What you will do:
Below is some material; set it all down exactly, apart from the pictures.

# start of Record list

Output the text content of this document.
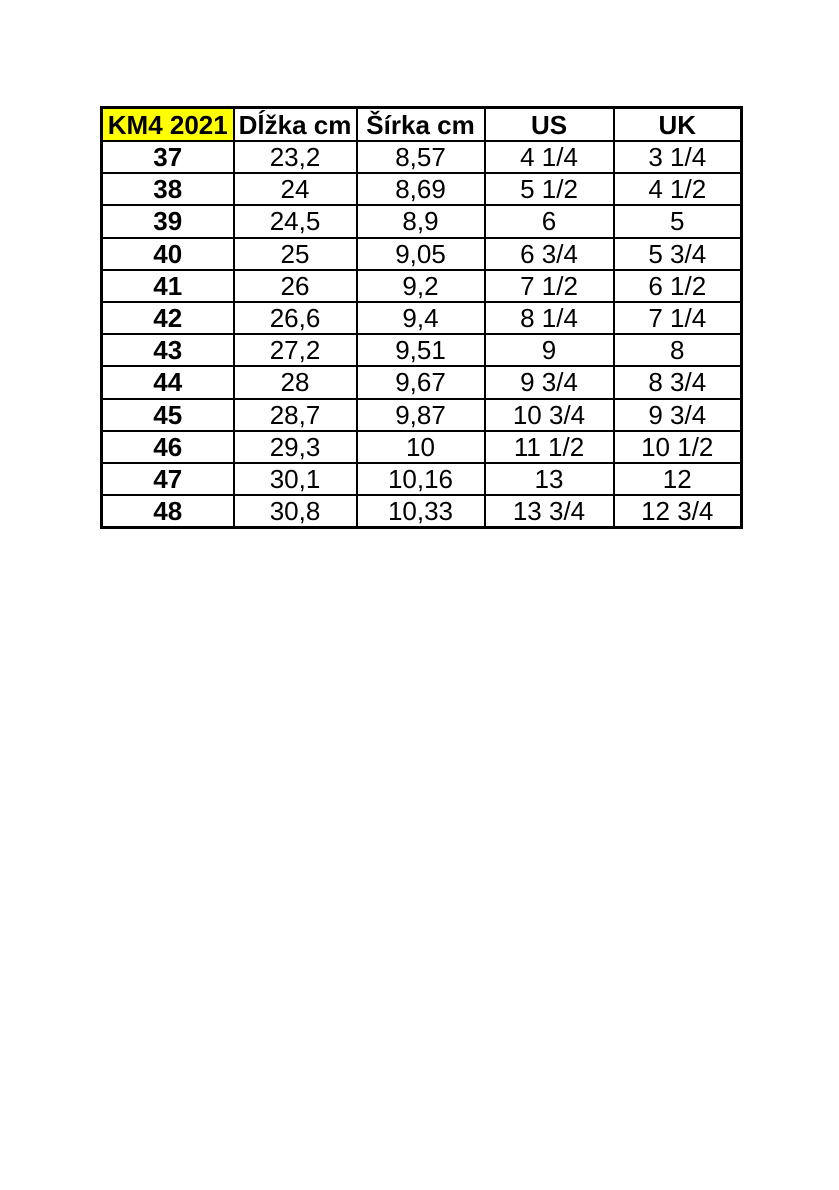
KM4 2021	Dĺžka cm	Šírka cm	US	UK
37	23,2	8,57	4 1/4	3 1/4
38	24	8,69	5 1/2	4 1/2
39	24,5	8,9	6	5
40	25	9,05	6 3/4	5 3/4
41	26	9,2	7 1/2	6 1/2
42	26,6	9,4	8 1/4	7 1/4
43	27,2	9,51	9	8
44	28	9,67	9 3/4	8 3/4
45	28,7	9,87	10 3/4	9 3/4
46	29,3	10	11 1/2	10 1/2
47	30,1	10,16	13	12
48	30,8	10,33	13 3/4	12 3/4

# end of Record list

Answer to the exercise:
Output the text content of this document.
KM4 2021	Dĺžka cm	Šírka cm	US	UK
37	23,2	8,57	4 1/4	3 1/4
38	24	8,69	5 1/2	4 1/2
39	24,5	8,9	6	5
40	25	9,05	6 3/4	5 3/4
41	26	9,2	7 1/2	6 1/2
42	26,6	9,4	8 1/4	7 1/4
43	27,2	9,51	9	8
44	28	9,67	9 3/4	8 3/4
45	28,7	9,87	10 3/4	9 3/4
46	29,3	10	11 1/2	10 1/2
47	30,1	10,16	13	12
48	30,8	10,33	13 3/4	12 3/4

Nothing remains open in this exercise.